◆ Tâches à réaliser
• A. Répondez à chaque question à l'aide du passage sur le métier de Product Manager, une réponse par ligne, marquée comme la question.
(i) Quelles deux significations le passage donne-t-il à l'acronyme HIPPO ?
(ii) Quel poste Valentin Ménard occupe-t-il, et dans quelle entreprise ?
(iii) Chez 24S, à quel endroit les tests utilisateurs étaient-ils menés avec des clients ?
• B. Indiquez si chaque affirmation est conforme au passage sur le métier de Product Manager. Répondez par oui ou par non, puis citez les mots du passage qui tranchent.
(i) Les équipes Sales et Customer Care sont présentées comme des appuis pour documenter les choix.
(ii) Le passage admet que l'on se dispense de parler aux utilisateurs en B2B lorsque les moyens sont limités.
(iii) Chez Lisy, on proposait aux clients qui n'étaient pas totalement prêts à payer de participer à la recherche utilisateur.
• C. Reprenez le passage sur le métier de Product Manager à la suite de sa dernière phrase, en quelques phrases.

◆ Texte source

Parfois pour des raisons moins louables :

  • Chercher à imposer les choses pour confirmer son pouvoir sur les autres. Si vous ne voyez pas de quoi je parle, renseignez-vous sur l’effet HIPPO (Highest Paid Person's Opinion, Highest Paid Person in the Office).  
  • Faire (uniquement) preuve de convictions. Vous avez déjà entendu cette phrase : “On sait mieux que nos clients ce dont ils ont besoin” ; à mon sens, il est toujours bon de vérifier et comprendre les clients avant d'affirmer quoi que ce soit.  

Le mieux dans ces situations est de documenter un maximum les choix avec, par exemple, des verbatims clients, des analyses et benchmarks de la concurrence ou des résultats de tests. Les équipes Sales et Customer Care seront vos meilleurs alliés dans ce cas car ils vous permettront d’illustrer facilement vos propos par des éléments tangibles. Si vous complétez ces retours qualitatifs par de la donnée quantitative, issue de l’analytics par exemple, alors vos suggestions seront plus que justifiées. 

Oublier les enjeux business 

Ici aussi, je partage le point de vue de Fabrice des Mazery qui confie : “J’en connais qui sont tellement concentrés sur la satisfaction utilisateur qu'ils en oublient complètement le côté business. Le nerf de la guerre c'est de vérifier si les utilisateurs sont prêts à payer pour utiliser le produit. Pourquoi vont-ils le faire, et comment l'ensemble des équipes, trio inclus (Design ; Produit ; Dev), vont participer à le vendre ?” 

Trop souvent, on oublie qu’une des prérogatives fondamentales du Product Manager et du trio est de s’organiser pour aussi apporter du revenu à l’entreprise ! Je vous conseille à ce sujet l’excellente tribune de Valentin Ménard, Group Product Manager chez ManoMano qui développe parfaitement ce point.  

Ne pas parler à ses utilisateurs

Tout est dans le titre ! Aucune excuse ne peut vous être accordée si vous omettez ce principe de base, que vous fassiez du B2B ou du B2C et même si vos moyens sont limités. La frugalité est souvent source d'ingéniosité…

Pour remédier à cet “oubli”, je vous conseille de multiplier les points de contact :

  • Testez en interne selon le principe de “eat your own dog food”. N’oubliez pas que vos collègues peuvent être de très bons premiers testeurs. 
  • Allez sur le terrain ! Quand je travaillais sur les applications mobiles des facteurs pour La Poste je partais en tournée et en centre de tri par exemple. 
  • Partez à la rencontre de vos utilisateurs. Chez 24S nous allions très souvent devant les grands magasins à Paris pour faire des user tests directement avec des clients en leur tendant un smartphone. Et vous savez quoi ? Ils jouaient le jeu ! 
  • Récupérez les leads auprès des sales. Chez Lisy, quand un client n’était pas totalement prêt à payer pour la solution, on lui proposait de l’embarquer dans la recherche utilisateur, cela permet alors de créer une relation avec lui et - qui sait ? - de construire des éléments qui finiront par le convaincre.

◆ Extrait des données
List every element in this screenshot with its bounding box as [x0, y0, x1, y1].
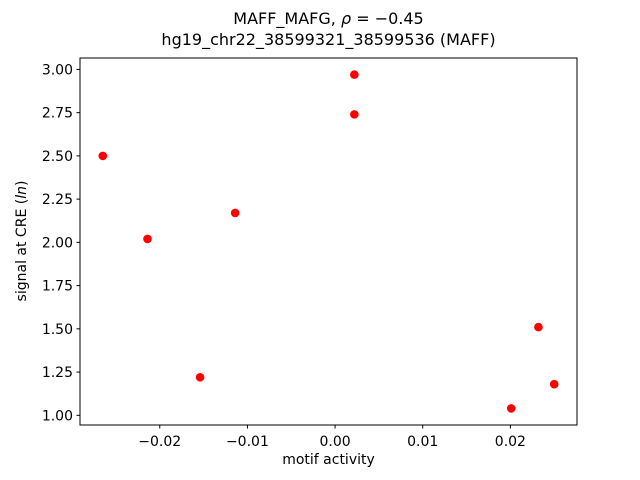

◆ Liste des réponses
• A.
(i) Highest Paid Person's Opinion et Highest Paid Person in the Office.
(ii) Il est Group Product Manager chez ManoMano.
(iii) Devant les grands magasins à Paris.

• B.
(i) Oui : « Les équipes Sales et Customer Care seront vos meilleurs alliés dans ce cas ».
(ii) Non : « Aucune excuse ne peut vous être accordée si vous omettez ce principe de base, que vous fassiez du B2B ou du B2C et même si vos moyens sont limités. »
(iii) Oui : « on lui proposait de l’embarquer dans la recherche utilisateur ».

• C.
Pour tous ces éléments la règle c’est : “n’ayez pas peur” ; vous serez surpris de constater que vos clients sont souvent très motivés et se formalisent peu pour la prise de feedbacks. Souvenez vous de ce que dit Teresa Torres dans Continuous Discovery Habits: Discover Products that Create Customer Value and Business Value “Nous sous-estimons considérablement à quel point nos clients veulent aider”

Comment combattre le “Product Trap” 

L’idée est de mettre en place des pratiques qui vous donneront raison progressivement. Il ne faut surtout pas être dogmatique mais plutôt convaincre vos interlocuteurs par des résultats concrets.

Lancer des premiers chantiers et prouver par l’exemple 

De mon point de vue, mieux vaut avoir de l’impact sur des petits sujets bien menés que d’essayer de révolutionner une entreprise. 

Livrer et communiquer autour de premiers succès mesurables démontre la valeur délivrée à plusieurs métiers. Cela permet d’enclencher un cercle vertueux : réduire la dette produit et démontrer par l’exemple le bien fondé de la méthode employée.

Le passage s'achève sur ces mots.